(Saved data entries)

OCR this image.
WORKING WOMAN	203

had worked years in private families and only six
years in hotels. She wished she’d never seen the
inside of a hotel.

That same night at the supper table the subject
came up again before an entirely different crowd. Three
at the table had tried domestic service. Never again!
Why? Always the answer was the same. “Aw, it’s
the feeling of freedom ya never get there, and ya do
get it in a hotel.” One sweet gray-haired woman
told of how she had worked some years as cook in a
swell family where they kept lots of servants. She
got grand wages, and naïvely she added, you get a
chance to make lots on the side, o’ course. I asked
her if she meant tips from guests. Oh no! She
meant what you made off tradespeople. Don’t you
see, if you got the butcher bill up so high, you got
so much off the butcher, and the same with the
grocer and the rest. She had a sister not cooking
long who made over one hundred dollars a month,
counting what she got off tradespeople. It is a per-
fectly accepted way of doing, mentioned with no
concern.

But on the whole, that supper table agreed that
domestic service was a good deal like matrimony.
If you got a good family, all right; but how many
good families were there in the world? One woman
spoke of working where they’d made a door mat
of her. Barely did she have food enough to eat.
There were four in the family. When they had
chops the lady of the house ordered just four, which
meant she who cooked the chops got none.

→ Goal
State how many lines of the listing include "with", and nothing more.

→ Expected answer
2